**DATA LINES:**

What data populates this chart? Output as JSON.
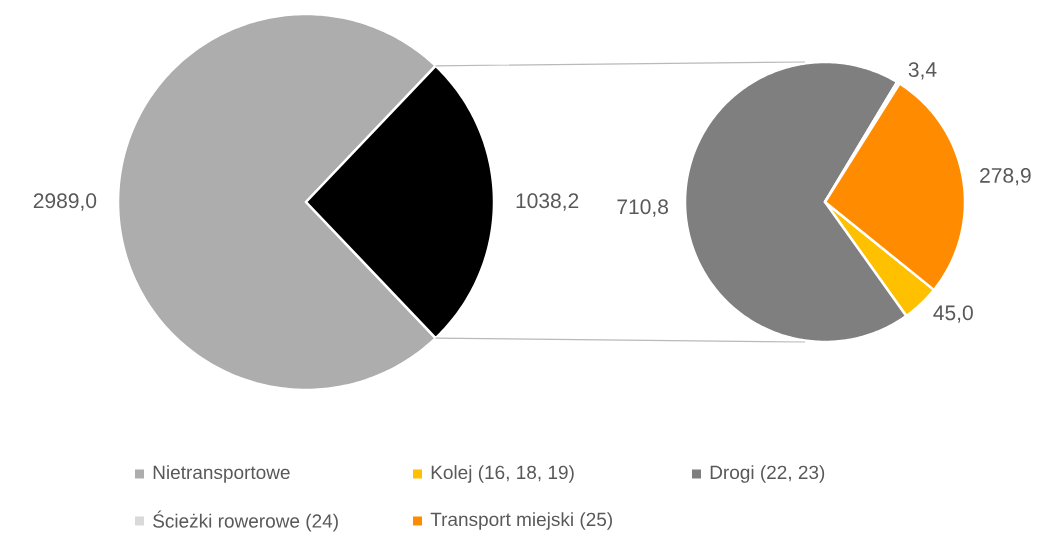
{
  "chart_data": [
    {
      "type": "pie",
      "categories": [
        "Nietransportowe",
        null
      ],
      "values": [
        2989.0,
        1038.2
      ],
      "colors": [
        "#adadad",
        "#000000"
      ],
      "value_labels": [
        "2989,0",
        "1038,2"
      ],
      "legend": "bottom"
    },
    {
      "type": "pie",
      "categories": [
        "Kolej (16, 18, 19)",
        "Drogi (22, 23)",
        "Ścieżki rowerowe (24)",
        "Transport miejski (25)"
      ],
      "values": [
        45.0,
        710.8,
        3.4,
        278.9
      ],
      "colors": [
        "#ffc000",
        "#7f7f7f",
        "#d9d9d9",
        "#ff8c00"
      ],
      "value_labels": [
        "45,0",
        "710,8",
        "3,4",
        "278,9"
      ],
      "legend": "bottom"
    }
  ]
}
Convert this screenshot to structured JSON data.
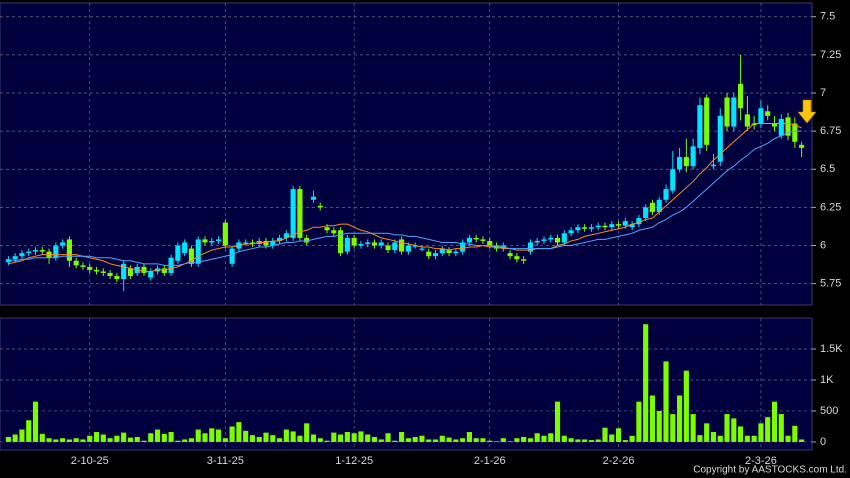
{
  "chart_data": [
    {
      "type": "candlestick",
      "categories": [
        null,
        null,
        null,
        null,
        null,
        null,
        null,
        null,
        null,
        null,
        null,
        null,
        "2-10-25",
        null,
        null,
        null,
        null,
        null,
        null,
        null,
        null,
        null,
        null,
        null,
        null,
        null,
        null,
        null,
        null,
        null,
        null,
        null,
        "3-11-25",
        null,
        null,
        null,
        null,
        null,
        null,
        null,
        null,
        null,
        null,
        null,
        null,
        null,
        null,
        null,
        null,
        null,
        null,
        "1-12-25",
        null,
        null,
        null,
        null,
        null,
        null,
        null,
        null,
        null,
        null,
        null,
        null,
        null,
        null,
        null,
        null,
        null,
        null,
        null,
        "2-1-26",
        null,
        null,
        null,
        null,
        null,
        null,
        null,
        null,
        null,
        null,
        null,
        null,
        null,
        null,
        null,
        null,
        null,
        null,
        "2-2-26",
        null,
        null,
        null,
        null,
        null,
        null,
        null,
        null,
        null,
        null,
        null,
        null,
        null,
        null,
        null,
        null,
        null,
        null,
        null,
        null,
        "2-3-26",
        null,
        null,
        null,
        null,
        null,
        null
      ],
      "open": [
        5.89,
        5.91,
        5.93,
        5.95,
        5.96,
        5.97,
        5.96,
        5.92,
        6.0,
        6.04,
        5.9,
        5.87,
        5.86,
        5.84,
        5.83,
        5.82,
        5.8,
        5.78,
        5.85,
        5.82,
        5.86,
        5.79,
        5.83,
        5.85,
        5.82,
        5.9,
        5.95,
        5.98,
        5.88,
        6.04,
        6.02,
        6.03,
        6.15,
        5.88,
        5.98,
        6.02,
        6.02,
        6.01,
        6.03,
        6.0,
        6.03,
        6.05,
        6.05,
        6.37,
        6.05,
        6.3,
        6.26,
        6.12,
        6.1,
        6.1,
        5.96,
        6.05,
        6.0,
        6.01,
        6.02,
        6.0,
        6.0,
        5.97,
        6.04,
        5.96,
        6.0,
        5.98,
        5.96,
        5.93,
        5.95,
        5.97,
        5.95,
        5.96,
        6.02,
        6.05,
        6.04,
        6.03,
        6.0,
        5.98,
        5.95,
        5.93,
        5.91,
        5.96,
        6.02,
        6.03,
        6.04,
        6.05,
        6.02,
        6.08,
        6.1,
        6.12,
        6.11,
        6.12,
        6.13,
        6.12,
        6.14,
        6.13,
        6.12,
        6.14,
        6.18,
        6.28,
        6.22,
        6.3,
        6.36,
        6.5,
        6.58,
        6.52,
        6.64,
        6.97,
        6.52,
        6.55,
        6.97,
        6.78,
        7.06,
        6.86,
        6.8,
        6.8,
        6.88,
        6.8,
        6.72,
        6.84,
        6.8,
        6.66
      ],
      "high": [
        5.93,
        5.95,
        5.97,
        5.98,
        5.99,
        5.99,
        5.98,
        6.02,
        6.04,
        6.06,
        5.92,
        5.89,
        5.88,
        5.86,
        5.85,
        5.84,
        5.82,
        5.9,
        5.87,
        5.88,
        5.88,
        5.85,
        5.87,
        5.87,
        5.94,
        6.02,
        6.04,
        6.0,
        6.06,
        6.06,
        6.05,
        6.06,
        6.17,
        6.0,
        6.04,
        6.04,
        6.04,
        6.05,
        6.05,
        6.05,
        6.07,
        6.1,
        6.39,
        6.39,
        6.07,
        6.36,
        6.28,
        6.14,
        6.12,
        6.12,
        6.07,
        6.07,
        6.03,
        6.04,
        6.04,
        6.04,
        6.02,
        6.04,
        6.06,
        6.02,
        6.02,
        6.0,
        5.98,
        5.97,
        6.0,
        5.99,
        5.98,
        6.04,
        6.07,
        6.07,
        6.06,
        6.05,
        6.02,
        6.02,
        5.97,
        5.95,
        5.93,
        6.04,
        6.05,
        6.06,
        6.07,
        6.07,
        6.1,
        6.12,
        6.14,
        6.14,
        6.14,
        6.15,
        6.15,
        6.16,
        6.16,
        6.18,
        6.16,
        6.2,
        6.27,
        6.3,
        6.32,
        6.4,
        6.62,
        6.64,
        6.7,
        6.7,
        6.97,
        6.99,
        6.6,
        6.9,
        7.0,
        7.0,
        7.25,
        6.98,
        6.85,
        6.95,
        6.92,
        6.85,
        6.86,
        6.87,
        6.84,
        6.68
      ],
      "low": [
        5.87,
        5.89,
        5.91,
        5.93,
        5.94,
        5.94,
        5.88,
        5.9,
        5.98,
        5.86,
        5.85,
        5.84,
        5.82,
        5.81,
        5.8,
        5.78,
        5.76,
        5.7,
        5.78,
        5.8,
        5.8,
        5.77,
        5.81,
        5.8,
        5.8,
        5.88,
        5.93,
        5.86,
        5.86,
        6.0,
        6.0,
        6.01,
        5.98,
        5.86,
        5.96,
        6.0,
        5.99,
        5.99,
        5.98,
        5.98,
        6.01,
        6.03,
        6.03,
        6.03,
        6.0,
        6.28,
        6.23,
        6.08,
        6.06,
        5.93,
        5.94,
        5.98,
        5.98,
        5.99,
        5.98,
        5.98,
        5.95,
        5.95,
        5.94,
        5.94,
        5.98,
        5.96,
        5.91,
        5.91,
        5.93,
        5.93,
        5.93,
        5.94,
        6.0,
        6.02,
        6.01,
        5.98,
        5.96,
        5.96,
        5.91,
        5.89,
        5.88,
        5.94,
        6.0,
        6.01,
        6.02,
        6.0,
        6.0,
        6.06,
        6.08,
        6.09,
        6.09,
        6.1,
        6.1,
        6.1,
        6.11,
        6.11,
        6.1,
        6.12,
        6.16,
        6.2,
        6.2,
        6.28,
        6.34,
        6.48,
        6.48,
        6.5,
        6.6,
        6.62,
        6.5,
        6.52,
        6.75,
        6.75,
        6.82,
        6.75,
        6.76,
        6.77,
        6.82,
        6.75,
        6.7,
        6.69,
        6.64,
        6.58
      ],
      "close": [
        5.91,
        5.93,
        5.95,
        5.96,
        5.97,
        5.96,
        5.92,
        6.0,
        6.02,
        5.9,
        5.87,
        5.86,
        5.84,
        5.83,
        5.82,
        5.8,
        5.78,
        5.88,
        5.8,
        5.86,
        5.82,
        5.83,
        5.85,
        5.82,
        5.92,
        6.0,
        6.02,
        5.88,
        6.04,
        6.02,
        6.03,
        6.04,
        6.0,
        5.98,
        6.02,
        6.02,
        6.01,
        6.03,
        6.0,
        6.03,
        6.05,
        6.08,
        6.37,
        6.05,
        6.02,
        6.32,
        6.25,
        6.1,
        6.08,
        5.95,
        6.05,
        6.0,
        6.01,
        6.02,
        6.0,
        6.02,
        5.97,
        6.02,
        5.96,
        6.0,
        6.0,
        5.98,
        5.93,
        5.95,
        5.98,
        5.95,
        5.96,
        6.02,
        6.05,
        6.04,
        6.03,
        6.0,
        5.98,
        6.0,
        5.93,
        5.91,
        5.9,
        6.02,
        6.03,
        6.04,
        6.05,
        6.02,
        6.08,
        6.1,
        6.12,
        6.11,
        6.12,
        6.13,
        6.12,
        6.14,
        6.13,
        6.16,
        6.14,
        6.18,
        6.25,
        6.22,
        6.3,
        6.37,
        6.5,
        6.58,
        6.52,
        6.65,
        6.92,
        6.66,
        6.53,
        6.85,
        6.78,
        6.97,
        6.9,
        6.78,
        6.79,
        6.9,
        6.85,
        6.78,
        6.83,
        6.72,
        6.68,
        6.64
      ],
      "up_color": "#00e5ff",
      "down_color": "#7cfc00",
      "lines": [
        {
          "color": "#ff8c1a",
          "values": [
            5.88,
            5.89,
            5.9,
            5.92,
            5.93,
            5.94,
            5.94,
            5.94,
            5.94,
            5.94,
            5.94,
            5.93,
            5.92,
            5.91,
            5.9,
            5.88,
            5.87,
            5.86,
            5.85,
            5.84,
            5.83,
            5.83,
            5.84,
            5.84,
            5.85,
            5.86,
            5.88,
            5.9,
            5.93,
            5.95,
            5.97,
            5.98,
            5.99,
            5.99,
            6.0,
            6.01,
            6.01,
            6.02,
            6.02,
            6.03,
            6.03,
            6.05,
            6.07,
            6.09,
            6.1,
            6.12,
            6.12,
            6.13,
            6.13,
            6.14,
            6.14,
            6.12,
            6.1,
            6.09,
            6.07,
            6.05,
            6.04,
            6.03,
            6.02,
            6.01,
            6.0,
            5.99,
            5.99,
            5.98,
            5.98,
            5.97,
            5.98,
            5.98,
            5.99,
            5.99,
            6.0,
            5.99,
            5.99,
            5.98,
            5.98,
            5.97,
            5.97,
            5.97,
            5.98,
            5.98,
            5.98,
            6.0,
            6.01,
            6.03,
            6.04,
            6.06,
            6.07,
            6.08,
            6.09,
            6.1,
            6.11,
            6.12,
            6.14,
            6.15,
            6.17,
            6.18,
            6.22,
            6.26,
            6.3,
            6.34,
            6.38,
            6.42,
            6.47,
            6.51,
            6.56,
            6.6,
            6.64,
            6.68,
            6.72,
            6.76,
            6.8,
            6.8,
            6.8,
            6.8,
            6.8,
            6.8,
            6.79,
            6.77
          ]
        },
        {
          "color": "#4da6ff",
          "values": [
            5.9,
            5.9,
            5.91,
            5.91,
            5.92,
            5.92,
            5.92,
            5.92,
            5.93,
            5.93,
            5.93,
            5.93,
            5.93,
            5.92,
            5.92,
            5.92,
            5.91,
            5.9,
            5.9,
            5.89,
            5.88,
            5.88,
            5.88,
            5.87,
            5.87,
            5.87,
            5.88,
            5.89,
            5.89,
            5.9,
            5.91,
            5.92,
            5.93,
            5.94,
            5.96,
            5.97,
            5.98,
            5.99,
            5.99,
            6.0,
            6.01,
            6.02,
            6.02,
            6.03,
            6.03,
            6.04,
            6.05,
            6.06,
            6.06,
            6.07,
            6.08,
            6.08,
            6.08,
            6.08,
            6.08,
            6.08,
            6.08,
            6.07,
            6.07,
            6.06,
            6.06,
            6.05,
            6.04,
            6.03,
            6.02,
            6.02,
            6.02,
            6.01,
            6.01,
            6.0,
            6.0,
            6.0,
            5.99,
            5.99,
            5.98,
            5.98,
            5.98,
            5.98,
            5.98,
            5.98,
            5.98,
            5.99,
            6.0,
            6.0,
            6.01,
            6.02,
            6.03,
            6.04,
            6.04,
            6.05,
            6.06,
            6.07,
            6.08,
            6.1,
            6.11,
            6.12,
            6.15,
            6.17,
            6.2,
            6.22,
            6.25,
            6.29,
            6.33,
            6.37,
            6.41,
            6.45,
            6.49,
            6.52,
            6.56,
            6.59,
            6.63,
            6.65,
            6.67,
            6.7,
            6.72,
            6.74,
            6.75,
            6.75
          ]
        }
      ],
      "ylim": [
        5.61,
        7.59
      ],
      "yticks": [
        5.75,
        6,
        6.25,
        6.5,
        6.75,
        7,
        7.25,
        7.5
      ],
      "grid": true
    },
    {
      "type": "bar",
      "color": "#7cfc00",
      "values": [
        80,
        120,
        200,
        350,
        650,
        130,
        60,
        40,
        60,
        40,
        60,
        40,
        100,
        160,
        120,
        60,
        100,
        150,
        70,
        80,
        20,
        140,
        200,
        130,
        160,
        20,
        40,
        60,
        200,
        140,
        220,
        200,
        60,
        250,
        320,
        180,
        110,
        80,
        150,
        110,
        60,
        200,
        170,
        100,
        300,
        120,
        60,
        20,
        150,
        120,
        160,
        140,
        170,
        120,
        80,
        40,
        140,
        20,
        160,
        60,
        80,
        100,
        40,
        40,
        100,
        70,
        40,
        60,
        160,
        60,
        60,
        20,
        10,
        60,
        10,
        60,
        80,
        60,
        140,
        100,
        140,
        650,
        100,
        60,
        40,
        40,
        30,
        40,
        230,
        120,
        220,
        30,
        100,
        650,
        1900,
        750,
        500,
        1300,
        450,
        750,
        1150,
        450,
        110,
        300,
        160,
        100,
        450,
        380,
        250,
        100,
        100,
        300,
        400,
        650,
        450,
        100,
        260,
        40
      ],
      "ylim": [
        -130,
        2000
      ],
      "yticks": [
        0,
        500,
        {
          "value": 1000,
          "label": "1K"
        },
        {
          "value": 1500,
          "label": "1.5K"
        }
      ],
      "grid": true
    }
  ],
  "copyright": "Copyright by AASTOCKS.com Ltd."
}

**WHAT NEEDS TO BE DONE:** Copy and report every line where the word "this" is present.

**TASK RESULT:**
What data populates this chart? Output as JSON.
Convert this screenshot to structured JSON data.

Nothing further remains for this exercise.